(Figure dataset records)
»»
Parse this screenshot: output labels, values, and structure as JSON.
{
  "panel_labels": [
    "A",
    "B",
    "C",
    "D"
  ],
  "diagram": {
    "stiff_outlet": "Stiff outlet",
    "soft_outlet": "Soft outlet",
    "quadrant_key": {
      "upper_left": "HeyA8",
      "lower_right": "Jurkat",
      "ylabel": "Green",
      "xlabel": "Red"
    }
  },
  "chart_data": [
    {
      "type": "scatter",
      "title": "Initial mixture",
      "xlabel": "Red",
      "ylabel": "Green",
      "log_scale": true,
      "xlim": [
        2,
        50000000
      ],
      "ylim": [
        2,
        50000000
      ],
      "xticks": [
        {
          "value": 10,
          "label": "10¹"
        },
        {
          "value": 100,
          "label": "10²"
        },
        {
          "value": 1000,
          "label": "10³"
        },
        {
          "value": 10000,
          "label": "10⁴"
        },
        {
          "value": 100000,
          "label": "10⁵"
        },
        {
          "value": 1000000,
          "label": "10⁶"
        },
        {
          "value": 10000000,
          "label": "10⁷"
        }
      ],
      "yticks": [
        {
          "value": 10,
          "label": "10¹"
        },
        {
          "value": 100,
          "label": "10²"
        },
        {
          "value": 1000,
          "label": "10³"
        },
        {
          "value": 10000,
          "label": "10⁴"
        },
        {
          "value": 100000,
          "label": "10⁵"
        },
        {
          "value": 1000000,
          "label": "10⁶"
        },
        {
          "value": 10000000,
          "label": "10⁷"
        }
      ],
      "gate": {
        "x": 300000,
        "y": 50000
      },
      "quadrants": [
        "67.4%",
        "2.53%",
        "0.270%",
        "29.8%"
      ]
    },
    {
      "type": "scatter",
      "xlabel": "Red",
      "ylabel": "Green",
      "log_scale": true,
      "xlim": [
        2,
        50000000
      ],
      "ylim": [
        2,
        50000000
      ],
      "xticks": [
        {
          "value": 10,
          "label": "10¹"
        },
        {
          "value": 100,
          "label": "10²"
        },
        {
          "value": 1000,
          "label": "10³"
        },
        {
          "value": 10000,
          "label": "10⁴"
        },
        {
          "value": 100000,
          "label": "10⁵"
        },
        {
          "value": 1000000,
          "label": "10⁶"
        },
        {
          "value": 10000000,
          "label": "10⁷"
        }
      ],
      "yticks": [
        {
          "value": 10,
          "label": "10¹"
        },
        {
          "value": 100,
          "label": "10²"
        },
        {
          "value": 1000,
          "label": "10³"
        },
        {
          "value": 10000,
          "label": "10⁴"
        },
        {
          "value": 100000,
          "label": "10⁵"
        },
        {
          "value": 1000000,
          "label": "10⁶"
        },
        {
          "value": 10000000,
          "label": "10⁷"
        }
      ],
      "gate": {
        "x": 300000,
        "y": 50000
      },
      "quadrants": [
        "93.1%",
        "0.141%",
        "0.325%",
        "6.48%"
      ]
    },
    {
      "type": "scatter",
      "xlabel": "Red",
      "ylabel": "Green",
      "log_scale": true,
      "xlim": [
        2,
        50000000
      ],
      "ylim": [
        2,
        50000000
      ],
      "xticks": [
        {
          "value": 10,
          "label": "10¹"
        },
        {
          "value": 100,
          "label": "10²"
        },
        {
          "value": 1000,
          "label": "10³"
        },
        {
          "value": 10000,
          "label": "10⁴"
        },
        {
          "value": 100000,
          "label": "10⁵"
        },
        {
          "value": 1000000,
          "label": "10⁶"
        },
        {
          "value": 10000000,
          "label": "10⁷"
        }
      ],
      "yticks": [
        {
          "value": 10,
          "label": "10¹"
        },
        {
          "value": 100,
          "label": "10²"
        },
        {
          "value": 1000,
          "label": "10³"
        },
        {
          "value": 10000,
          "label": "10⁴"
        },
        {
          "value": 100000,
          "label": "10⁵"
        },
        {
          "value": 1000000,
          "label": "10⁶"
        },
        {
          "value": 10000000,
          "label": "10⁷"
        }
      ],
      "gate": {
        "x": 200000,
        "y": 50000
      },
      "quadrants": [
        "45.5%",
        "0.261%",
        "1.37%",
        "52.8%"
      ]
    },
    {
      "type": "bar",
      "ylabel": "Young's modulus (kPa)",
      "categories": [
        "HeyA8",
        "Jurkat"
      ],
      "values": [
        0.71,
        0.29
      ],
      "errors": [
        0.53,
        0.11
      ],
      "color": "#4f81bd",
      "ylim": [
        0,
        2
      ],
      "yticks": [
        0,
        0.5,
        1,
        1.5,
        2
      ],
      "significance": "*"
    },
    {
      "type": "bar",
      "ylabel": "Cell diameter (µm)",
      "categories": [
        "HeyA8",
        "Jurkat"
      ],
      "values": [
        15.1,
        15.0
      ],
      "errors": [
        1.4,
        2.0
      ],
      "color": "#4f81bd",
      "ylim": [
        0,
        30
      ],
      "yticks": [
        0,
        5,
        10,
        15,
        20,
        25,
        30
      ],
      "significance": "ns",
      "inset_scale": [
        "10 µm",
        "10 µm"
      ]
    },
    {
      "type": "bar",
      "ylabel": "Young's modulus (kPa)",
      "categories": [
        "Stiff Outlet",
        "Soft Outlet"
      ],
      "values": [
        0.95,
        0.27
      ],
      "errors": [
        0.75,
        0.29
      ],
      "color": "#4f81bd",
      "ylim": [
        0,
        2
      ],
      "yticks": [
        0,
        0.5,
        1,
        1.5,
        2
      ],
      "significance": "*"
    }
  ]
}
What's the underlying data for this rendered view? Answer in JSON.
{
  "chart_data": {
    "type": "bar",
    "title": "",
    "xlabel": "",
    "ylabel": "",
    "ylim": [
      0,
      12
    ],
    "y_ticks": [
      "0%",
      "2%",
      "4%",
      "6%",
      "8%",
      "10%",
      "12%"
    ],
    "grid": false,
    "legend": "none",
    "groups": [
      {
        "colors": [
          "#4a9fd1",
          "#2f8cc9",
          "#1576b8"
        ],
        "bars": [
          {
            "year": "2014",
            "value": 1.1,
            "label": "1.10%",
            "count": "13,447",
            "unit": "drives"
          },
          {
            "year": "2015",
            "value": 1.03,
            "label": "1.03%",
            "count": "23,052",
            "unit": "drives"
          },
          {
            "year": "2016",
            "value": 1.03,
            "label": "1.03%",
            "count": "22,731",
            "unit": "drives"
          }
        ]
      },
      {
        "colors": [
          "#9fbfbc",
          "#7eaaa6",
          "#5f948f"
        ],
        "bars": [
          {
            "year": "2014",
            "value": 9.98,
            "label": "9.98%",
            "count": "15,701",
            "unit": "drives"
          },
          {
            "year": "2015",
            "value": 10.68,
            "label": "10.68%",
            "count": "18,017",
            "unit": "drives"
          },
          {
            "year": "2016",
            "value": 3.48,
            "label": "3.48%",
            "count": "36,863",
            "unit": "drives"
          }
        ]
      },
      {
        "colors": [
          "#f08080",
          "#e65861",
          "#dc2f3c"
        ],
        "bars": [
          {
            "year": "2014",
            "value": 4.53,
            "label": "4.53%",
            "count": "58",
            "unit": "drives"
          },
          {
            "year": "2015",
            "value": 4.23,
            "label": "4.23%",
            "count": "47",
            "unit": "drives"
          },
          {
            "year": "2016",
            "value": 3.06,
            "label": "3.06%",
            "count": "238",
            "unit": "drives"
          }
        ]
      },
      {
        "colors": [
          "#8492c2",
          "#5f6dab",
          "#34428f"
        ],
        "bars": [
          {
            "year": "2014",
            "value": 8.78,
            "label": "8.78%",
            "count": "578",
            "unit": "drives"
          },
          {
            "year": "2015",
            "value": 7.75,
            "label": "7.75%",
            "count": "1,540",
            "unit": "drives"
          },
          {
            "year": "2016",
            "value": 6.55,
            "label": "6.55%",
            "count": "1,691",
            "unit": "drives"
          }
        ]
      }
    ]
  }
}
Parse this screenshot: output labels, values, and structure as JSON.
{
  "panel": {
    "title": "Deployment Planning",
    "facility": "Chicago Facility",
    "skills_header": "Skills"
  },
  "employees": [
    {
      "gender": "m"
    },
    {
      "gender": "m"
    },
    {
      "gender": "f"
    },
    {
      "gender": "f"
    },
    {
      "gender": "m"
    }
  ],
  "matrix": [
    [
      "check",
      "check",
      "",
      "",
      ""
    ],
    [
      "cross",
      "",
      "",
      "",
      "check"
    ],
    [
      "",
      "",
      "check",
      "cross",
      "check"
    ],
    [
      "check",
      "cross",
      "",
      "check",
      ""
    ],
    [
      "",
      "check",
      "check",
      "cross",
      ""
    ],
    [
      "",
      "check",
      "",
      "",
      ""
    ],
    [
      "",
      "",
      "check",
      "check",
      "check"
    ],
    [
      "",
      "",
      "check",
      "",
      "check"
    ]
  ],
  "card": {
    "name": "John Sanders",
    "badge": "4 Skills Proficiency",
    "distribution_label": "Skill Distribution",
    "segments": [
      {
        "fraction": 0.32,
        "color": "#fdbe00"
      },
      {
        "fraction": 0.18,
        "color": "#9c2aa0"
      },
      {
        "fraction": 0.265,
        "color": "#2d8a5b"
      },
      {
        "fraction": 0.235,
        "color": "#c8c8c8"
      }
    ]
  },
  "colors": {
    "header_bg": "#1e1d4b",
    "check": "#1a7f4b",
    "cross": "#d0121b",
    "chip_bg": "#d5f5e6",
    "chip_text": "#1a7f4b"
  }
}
««
- [INSTRUCTIONS FOR THE TASK]
Lines containing the string "fraction" are to be selected and copied.

- [RESULT OF THIS TASK]
        "fraction": 0.32,
        "fraction": 0.18,
        "fraction": 0.265,
        "fraction": 0.235,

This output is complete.